Work to complete
Give the listing again in full, exactly as it appears.
(Material supplied begins)
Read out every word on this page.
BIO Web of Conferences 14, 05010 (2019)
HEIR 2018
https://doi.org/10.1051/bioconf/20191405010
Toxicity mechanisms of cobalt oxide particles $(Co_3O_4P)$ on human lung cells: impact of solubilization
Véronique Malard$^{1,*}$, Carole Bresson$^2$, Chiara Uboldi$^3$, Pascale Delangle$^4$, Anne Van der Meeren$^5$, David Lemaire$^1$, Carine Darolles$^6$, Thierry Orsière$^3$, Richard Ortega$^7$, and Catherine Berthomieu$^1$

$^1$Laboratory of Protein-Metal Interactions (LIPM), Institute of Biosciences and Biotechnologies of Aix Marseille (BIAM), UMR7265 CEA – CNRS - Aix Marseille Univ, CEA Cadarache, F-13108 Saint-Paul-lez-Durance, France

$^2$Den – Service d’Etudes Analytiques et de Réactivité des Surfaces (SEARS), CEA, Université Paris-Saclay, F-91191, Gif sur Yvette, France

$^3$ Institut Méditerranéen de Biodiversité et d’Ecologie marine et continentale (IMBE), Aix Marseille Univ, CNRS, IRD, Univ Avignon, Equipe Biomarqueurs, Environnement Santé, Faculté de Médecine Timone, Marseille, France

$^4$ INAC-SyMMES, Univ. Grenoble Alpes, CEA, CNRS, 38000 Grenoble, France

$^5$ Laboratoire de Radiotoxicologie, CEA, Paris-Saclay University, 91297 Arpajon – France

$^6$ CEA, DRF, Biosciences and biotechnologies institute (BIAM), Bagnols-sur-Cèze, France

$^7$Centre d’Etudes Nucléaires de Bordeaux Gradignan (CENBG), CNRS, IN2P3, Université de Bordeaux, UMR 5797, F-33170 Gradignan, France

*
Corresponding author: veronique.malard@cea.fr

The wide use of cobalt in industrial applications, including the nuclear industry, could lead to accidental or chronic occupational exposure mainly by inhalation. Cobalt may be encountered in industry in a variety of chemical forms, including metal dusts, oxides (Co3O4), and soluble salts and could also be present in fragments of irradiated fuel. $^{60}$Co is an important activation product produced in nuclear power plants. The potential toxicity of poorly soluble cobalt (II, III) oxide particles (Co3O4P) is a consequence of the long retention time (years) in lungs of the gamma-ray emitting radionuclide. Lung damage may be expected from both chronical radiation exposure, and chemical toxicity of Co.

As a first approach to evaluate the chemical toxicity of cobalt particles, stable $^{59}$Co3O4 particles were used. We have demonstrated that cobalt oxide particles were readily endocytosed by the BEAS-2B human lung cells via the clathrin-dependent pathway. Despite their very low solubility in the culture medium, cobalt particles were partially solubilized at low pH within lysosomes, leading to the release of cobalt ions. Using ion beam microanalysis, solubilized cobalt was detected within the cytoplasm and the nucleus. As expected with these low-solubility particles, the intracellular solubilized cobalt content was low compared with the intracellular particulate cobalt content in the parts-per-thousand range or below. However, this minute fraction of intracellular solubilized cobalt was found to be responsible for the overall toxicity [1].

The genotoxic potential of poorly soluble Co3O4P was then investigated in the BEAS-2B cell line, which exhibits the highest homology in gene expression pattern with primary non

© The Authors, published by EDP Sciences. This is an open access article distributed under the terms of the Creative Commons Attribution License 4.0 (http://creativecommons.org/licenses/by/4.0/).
(Material supplied ends)
Response
Read out every word on this page.
BIO Web of Conferences 14, 05010 (2019)
HEIR 2018
https://doi.org/10.1051/bioconf/20191405010
Toxicity mechanisms of cobalt oxide particles $(Co_3O_4P)$ on human lung cells: impact of solubilization
Véronique Malard$^{1,*}$, Carole Bresson$^2$, Chiara Uboldi$^3$, Pascale Delangle$^4$, Anne Van der Meeren$^5$, David Lemaire$^1$, Carine Darolles$^6$, Thierry Orsière$^3$, Richard Ortega$^7$, and Catherine Berthomieu$^1$

$^1$Laboratory of Protein-Metal Interactions (LIPM), Institute of Biosciences and Biotechnologies of Aix Marseille (BIAM), UMR7265 CEA – CNRS - Aix Marseille Univ, CEA Cadarache, F-13108 Saint-Paul-lez-Durance, France

$^2$Den – Service d’Etudes Analytiques et de Réactivité des Surfaces (SEARS), CEA, Université Paris-Saclay, F-91191, Gif sur Yvette, France

$^3$ Institut Méditerranéen de Biodiversité et d’Ecologie marine et continentale (IMBE), Aix Marseille Univ, CNRS, IRD, Univ Avignon, Equipe Biomarqueurs, Environnement Santé, Faculté de Médecine Timone, Marseille, France

$^4$ INAC-SyMMES, Univ. Grenoble Alpes, CEA, CNRS, 38000 Grenoble, France

$^5$ Laboratoire de Radiotoxicologie, CEA, Paris-Saclay University, 91297 Arpajon – France

$^6$ CEA, DRF, Biosciences and biotechnologies institute (BIAM), Bagnols-sur-Cèze, France

$^7$Centre d’Etudes Nucléaires de Bordeaux Gradignan (CENBG), CNRS, IN2P3, Université de Bordeaux, UMR 5797, F-33170 Gradignan, France

*
Corresponding author: veronique.malard@cea.fr

The wide use of cobalt in industrial applications, including the nuclear industry, could lead to accidental or chronic occupational exposure mainly by inhalation. Cobalt may be encountered in industry in a variety of chemical forms, including metal dusts, oxides (Co3O4), and soluble salts and could also be present in fragments of irradiated fuel. $^{60}$Co is an important activation product produced in nuclear power plants. The potential toxicity of poorly soluble cobalt (II, III) oxide particles (Co3O4P) is a consequence of the long retention time (years) in lungs of the gamma-ray emitting radionuclide. Lung damage may be expected from both chronical radiation exposure, and chemical toxicity of Co.

As a first approach to evaluate the chemical toxicity of cobalt particles, stable $^{59}$Co3O4 particles were used. We have demonstrated that cobalt oxide particles were readily endocytosed by the BEAS-2B human lung cells via the clathrin-dependent pathway. Despite their very low solubility in the culture medium, cobalt particles were partially solubilized at low pH within lysosomes, leading to the release of cobalt ions. Using ion beam microanalysis, solubilized cobalt was detected within the cytoplasm and the nucleus. As expected with these low-solubility particles, the intracellular solubilized cobalt content was low compared with the intracellular particulate cobalt content in the parts-per-thousand range or below. However, this minute fraction of intracellular solubilized cobalt was found to be responsible for the overall toxicity [1].

The genotoxic potential of poorly soluble Co3O4P was then investigated in the BEAS-2B cell line, which exhibits the highest homology in gene expression pattern with primary non

© The Authors, published by EDP Sciences. This is an open access article distributed under the terms of the Creative Commons Attribution License 4.0 (http://creativecommons.org/licenses/by/4.0/).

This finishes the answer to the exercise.